Dans une sortie médiatique hors du commun, le ministre de la Jeunesse et des Sports, Sadok Mourali s’est adressé hier, 11 novembre 2024, à un jeune en lui vantant la nouvelle vision promue par le président de la République consistant à lancer des sociétés communautaires. Le jeune paraissait sceptique, mais le ministre était insistant : « oublie l’académie, prenez ce terrain, regroupez-vous et créez une société communautaire ! ». Visiblement, c’était un dialogue de sourds. Le jeune n’a rien compris au discours propagandiste du ministre et le ministre n’a rien compris aux attentes du jeune.

 

Il a 59 ans, les cheveux poivre et sel, la moustache fournie et il est ministre de la Jeunesse et des Sports. Sadok Mourali fait partie des très rares ministres du gouvernement Maddouri qui a « osé » une sortie de terrain accompagné de caméras de médias, dans une période où les journalistes sont considérés comme des pestiférés. La scène a été filmée par Mosaïque FM et se déroule à Kasserine près d’un terrain gazonné. On voit le ministre s’adresser à un jeune diplômé d’éducation physique, lui disant d’exploiter ce terrain public : « Oublie l’académie, oublie l’association et crée une société communautaire, le président de la République a apporté une nouvelle pensée vous devez le comprendre ! Rassemble trois, quatre, cinq camarades et créez une société communautaire ! Allez, on est d’accord ? ».  Le ministre s’adresse ensuite au gouverneur pour lui demander de s’occuper davantage des jeunes chômeurs et de lui assurer qu’il comptait sur lui pour ce faire.

 

La scène est des plus surréalistes. Sous d’autres cieux, elle aurait fait la une des émissions humoristiques et/ou provoqué une réaction immédiate du parquet, de l’opposition et des ONG luttant contre la corruption. En Tunisie, elle passe crème comme une scène tout à fait ordinaire de la vie politique.

S’il n’y a rien d’anormal à ce qu’un ministre promeut la politique de son président de la République, il est quand même étrange qu’il dise à un jeune d’exploiter un terrain appartenant à l’État ou à la collectivité locale. Quelle loi l’autorise pour s’approprier, à titre privé, un terrain public ? Si, demain, le pouvoir change, le jeune ne risque-t-il pas d’être poursuivi pour enrichissement illicite, corruption, ou via le fameux article 96 du code pénal, à l’instar de plusieurs ex hauts responsables de l’État et chefs d’entreprises, actuellement en prison ?

Tout aussi anormal qu’il demande à un jeune d’abandonner ses rêves de lancer une académie sportive et de se lancer dans une société communautaire dont les tenants et aboutissants échappent encore aux observateurs les plus avisés.
────────────────────
▸ CONSIGNES À SUIVRE:
(1) D'après le texte sur la visite du ministre à Kasserine, quel média a filmé la scène ?
(2) Prolongez le texte sur la visite du ministre à Kasserine à partir de sa dernière phrase.
Les lignes n'ont aucun lien avec ce texte.

▸ DONNÉES FOURNIES:
────────────────────
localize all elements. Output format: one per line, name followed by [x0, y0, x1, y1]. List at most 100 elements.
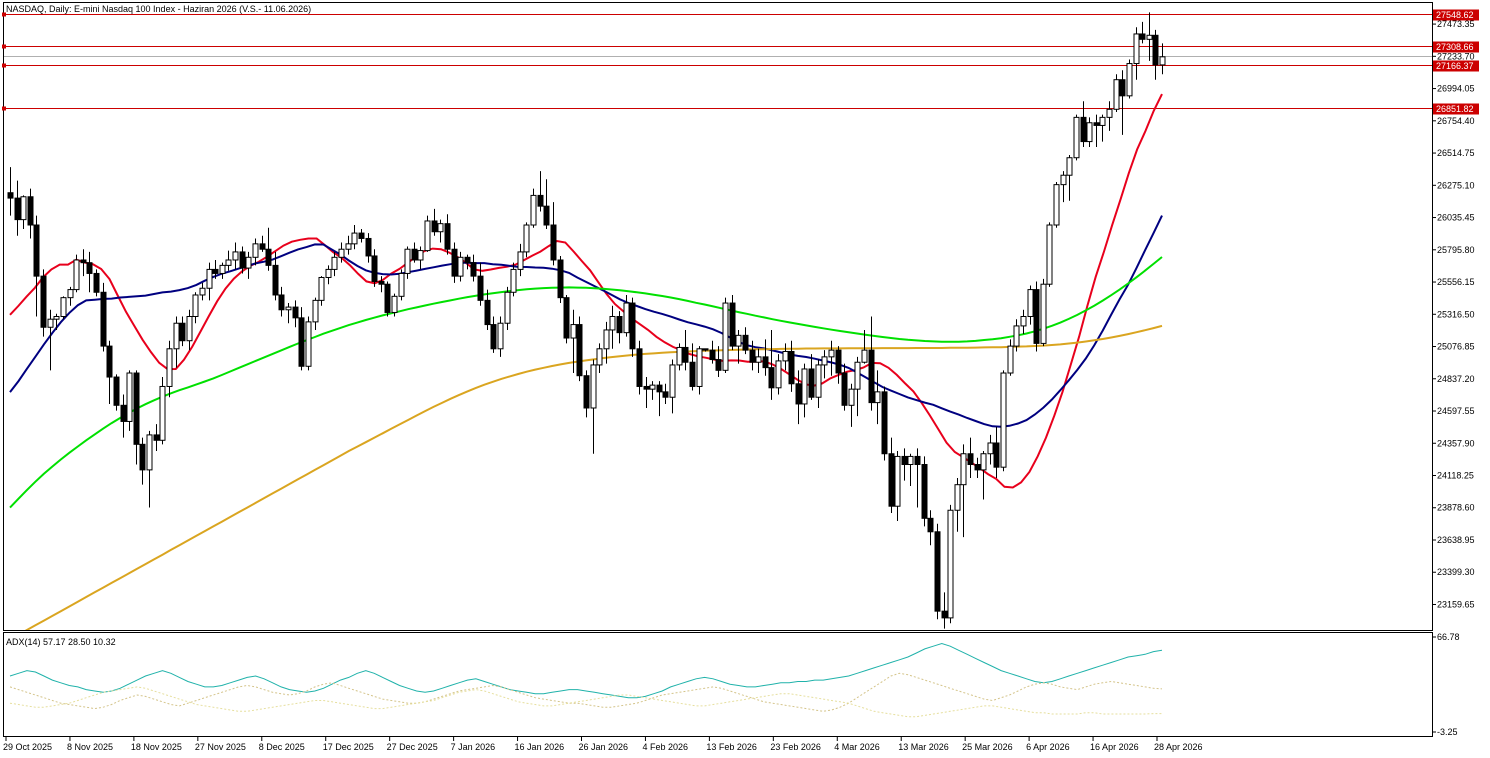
────────────────────
▸ RÉPONSES PAR CONSIGNE:
(1) Mosaïque FM.

(2)
Cela fait un bon moment que le gouvernement fait la promotion des sociétés communautaires, idée très chère à Kaïs Saïed qui croit, dur comme fer, que c’est elle qui va sortir les Tunisiens de leur misère ou, au moins, de leur chômage. Le chef du gouvernement en a parlé lors de son discours devant le parlement le week-end dernier et on a même créé un secrétariat d’État ad-hoc.

N’empêche, en dépit de toute la propagande gouvernementale, il n’y a eu absolument aucune étude sérieuse autour de ces sociétés communautaires. À ce jour, on ne sait pas quelle est la viabilité de ce type de projets, quelle peut être leur rentabilité et sont-elles meilleures ou pas que les entreprises classiques. L’État ne peut pas encourager les jeunes à aller dans une direction dont ils n’ont aucune idée, ni aucun plan concret, de la destination.

Cette idée neuve, par ailleurs, n’a été observée nulle part ou presque. Certes, il y a quelques exemples d’entreprises communautaires dans le monde, mais elles restent marginales et ne se sont jamais distinguées dans une quelconque économie. Dans les économies des pays développés, seules les entreprises se distinguent et créent de l’emploi et de la croissance. Point d’entreprises communautaires.

Faute d’étude sérieuse, les jeunes ne peuvent pas se lancer dans les entreprises communautaires. Or l’État a lancé un secrétariat d’État et promeut un type d’entreprise sans aucune étude au préalable.

Il n’a même pas lancé une campagne de communication digne de ce nom à ce sujet. On se suffit uniquement des déclarations politiques pour promouvoir l’idée neuve du président.

En clair, le ministre, ses pairs du gouvernement et leur président demandent aux jeunes de se lancer dans l’inconnu.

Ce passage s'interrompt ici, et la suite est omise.